- INFORMATION SHOWN:
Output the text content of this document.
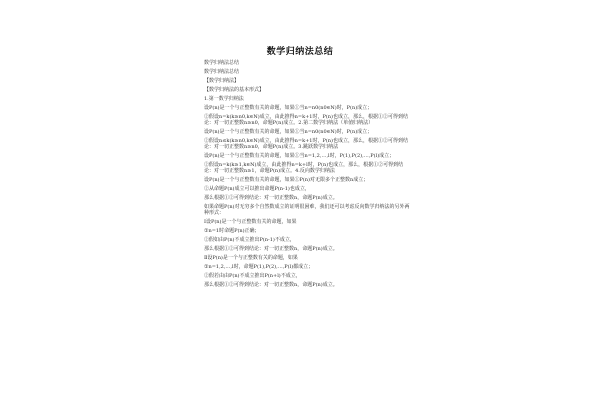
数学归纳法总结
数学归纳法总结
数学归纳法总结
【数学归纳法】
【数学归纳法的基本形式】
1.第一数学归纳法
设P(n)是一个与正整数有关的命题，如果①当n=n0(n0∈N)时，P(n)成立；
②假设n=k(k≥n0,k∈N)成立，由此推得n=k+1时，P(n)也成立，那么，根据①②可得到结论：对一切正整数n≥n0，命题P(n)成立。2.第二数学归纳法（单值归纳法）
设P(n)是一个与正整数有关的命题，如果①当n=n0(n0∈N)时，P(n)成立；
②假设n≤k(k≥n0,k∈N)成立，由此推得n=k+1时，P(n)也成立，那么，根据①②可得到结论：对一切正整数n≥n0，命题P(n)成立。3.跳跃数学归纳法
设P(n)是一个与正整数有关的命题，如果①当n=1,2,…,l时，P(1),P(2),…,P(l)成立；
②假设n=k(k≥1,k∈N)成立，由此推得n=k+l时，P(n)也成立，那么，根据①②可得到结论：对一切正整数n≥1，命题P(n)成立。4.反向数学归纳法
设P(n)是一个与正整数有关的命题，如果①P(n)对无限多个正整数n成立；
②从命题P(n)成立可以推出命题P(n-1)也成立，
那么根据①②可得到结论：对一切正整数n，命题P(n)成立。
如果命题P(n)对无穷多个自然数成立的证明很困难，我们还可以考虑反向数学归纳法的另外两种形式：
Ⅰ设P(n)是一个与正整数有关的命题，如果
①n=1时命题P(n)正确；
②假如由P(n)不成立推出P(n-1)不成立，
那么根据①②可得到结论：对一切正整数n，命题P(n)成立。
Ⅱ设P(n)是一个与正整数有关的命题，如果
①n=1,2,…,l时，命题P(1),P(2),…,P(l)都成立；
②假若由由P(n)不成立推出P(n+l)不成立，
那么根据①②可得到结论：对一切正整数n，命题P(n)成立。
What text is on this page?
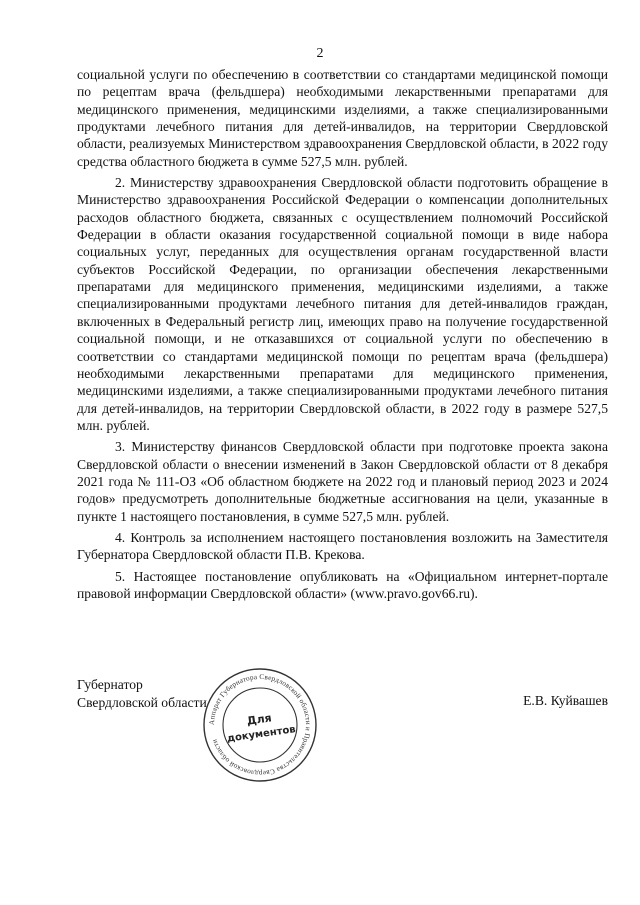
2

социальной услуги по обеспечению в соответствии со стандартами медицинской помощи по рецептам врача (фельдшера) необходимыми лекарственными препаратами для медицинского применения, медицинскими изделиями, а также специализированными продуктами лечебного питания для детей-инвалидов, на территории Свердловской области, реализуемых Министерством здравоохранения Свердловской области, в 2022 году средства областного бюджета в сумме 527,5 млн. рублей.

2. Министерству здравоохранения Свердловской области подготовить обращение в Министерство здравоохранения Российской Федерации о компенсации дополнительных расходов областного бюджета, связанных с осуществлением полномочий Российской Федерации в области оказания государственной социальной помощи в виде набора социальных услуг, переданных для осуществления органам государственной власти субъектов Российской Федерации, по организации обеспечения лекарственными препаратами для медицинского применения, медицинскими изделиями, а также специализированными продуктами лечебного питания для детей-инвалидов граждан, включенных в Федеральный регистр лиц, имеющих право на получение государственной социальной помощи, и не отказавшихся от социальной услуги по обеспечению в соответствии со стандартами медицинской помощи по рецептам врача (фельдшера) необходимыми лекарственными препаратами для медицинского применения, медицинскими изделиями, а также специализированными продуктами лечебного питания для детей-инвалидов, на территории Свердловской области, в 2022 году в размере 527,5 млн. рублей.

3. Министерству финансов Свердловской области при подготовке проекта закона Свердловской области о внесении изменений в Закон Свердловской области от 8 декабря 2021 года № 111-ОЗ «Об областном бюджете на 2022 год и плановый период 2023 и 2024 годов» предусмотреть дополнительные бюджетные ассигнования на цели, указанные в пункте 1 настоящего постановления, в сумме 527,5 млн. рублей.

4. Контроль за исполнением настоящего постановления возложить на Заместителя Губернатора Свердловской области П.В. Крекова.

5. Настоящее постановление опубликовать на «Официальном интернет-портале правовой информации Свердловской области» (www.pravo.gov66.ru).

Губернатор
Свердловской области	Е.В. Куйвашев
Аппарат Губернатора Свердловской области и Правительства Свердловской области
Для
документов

- EXERCISE GOAL: Output the records above exactly; leave out the pictures.

- EXERCISE SOLUTION:
Output the text content of this document.
数学归纳法总结
数学归纳法总结
数学归纳法总结
【数学归纳法】
【数学归纳法的基本形式】
1.第一数学归纳法
设P(n)是一个与正整数有关的命题，如果①当n=n0(n0∈N)时，P(n)成立；
②假设n=k(k≥n0,k∈N)成立，由此推得n=k+1时，P(n)也成立，那么，根据①②可得到结论：对一切正整数n≥n0，命题P(n)成立。2.第二数学归纳法（单值归纳法）
设P(n)是一个与正整数有关的命题，如果①当n=n0(n0∈N)时，P(n)成立；
②假设n≤k(k≥n0,k∈N)成立，由此推得n=k+1时，P(n)也成立，那么，根据①②可得到结论：对一切正整数n≥n0，命题P(n)成立。3.跳跃数学归纳法
设P(n)是一个与正整数有关的命题，如果①当n=1,2,…,l时，P(1),P(2),…,P(l)成立；
②假设n=k(k≥1,k∈N)成立，由此推得n=k+l时，P(n)也成立，那么，根据①②可得到结论：对一切正整数n≥1，命题P(n)成立。4.反向数学归纳法
设P(n)是一个与正整数有关的命题，如果①P(n)对无限多个正整数n成立；
②从命题P(n)成立可以推出命题P(n-1)也成立，
那么根据①②可得到结论：对一切正整数n，命题P(n)成立。
如果命题P(n)对无穷多个自然数成立的证明很困难，我们还可以考虑反向数学归纳法的另外两种形式：
Ⅰ设P(n)是一个与正整数有关的命题，如果
①n=1时命题P(n)正确；
②假如由P(n)不成立推出P(n-1)不成立，
那么根据①②可得到结论：对一切正整数n，命题P(n)成立。
Ⅱ设P(n)是一个与正整数有关的命题，如果
①n=1,2,…,l时，命题P(1),P(2),…,P(l)都成立；
②假若由由P(n)不成立推出P(n+l)不成立，
那么根据①②可得到结论：对一切正整数n，命题P(n)成立。
What text is on this page?
2

социальной услуги по обеспечению в соответствии со стандартами медицинской помощи по рецептам врача (фельдшера) необходимыми лекарственными препаратами для медицинского применения, медицинскими изделиями, а также специализированными продуктами лечебного питания для детей-инвалидов, на территории Свердловской области, реализуемых Министерством здравоохранения Свердловской области, в 2022 году средства областного бюджета в сумме 527,5 млн. рублей.

2. Министерству здравоохранения Свердловской области подготовить обращение в Министерство здравоохранения Российской Федерации о компенсации дополнительных расходов областного бюджета, связанных с осуществлением полномочий Российской Федерации в области оказания государственной социальной помощи в виде набора социальных услуг, переданных для осуществления органам государственной власти субъектов Российской Федерации, по организации обеспечения лекарственными препаратами для медицинского применения, медицинскими изделиями, а также специализированными продуктами лечебного питания для детей-инвалидов граждан, включенных в Федеральный регистр лиц, имеющих право на получение государственной социальной помощи, и не отказавшихся от социальной услуги по обеспечению в соответствии со стандартами медицинской помощи по рецептам врача (фельдшера) необходимыми лекарственными препаратами для медицинского применения, медицинскими изделиями, а также специализированными продуктами лечебного питания для детей-инвалидов, на территории Свердловской области, в 2022 году в размере 527,5 млн. рублей.

3. Министерству финансов Свердловской области при подготовке проекта закона Свердловской области о внесении изменений в Закон Свердловской области от 8 декабря 2021 года № 111-ОЗ «Об областном бюджете на 2022 год и плановый период 2023 и 2024 годов» предусмотреть дополнительные бюджетные ассигнования на цели, указанные в пункте 1 настоящего постановления, в сумме 527,5 млн. рублей.

4. Контроль за исполнением настоящего постановления возложить на Заместителя Губернатора Свердловской области П.В. Крекова.

5. Настоящее постановление опубликовать на «Официальном интернет-портале правовой информации Свердловской области» (www.pravo.gov66.ru).

Губернатор
Свердловской области	Е.В. Куйвашев
Аппарат Губернатора Свердловской области и Правительства Свердловской области
Для
документов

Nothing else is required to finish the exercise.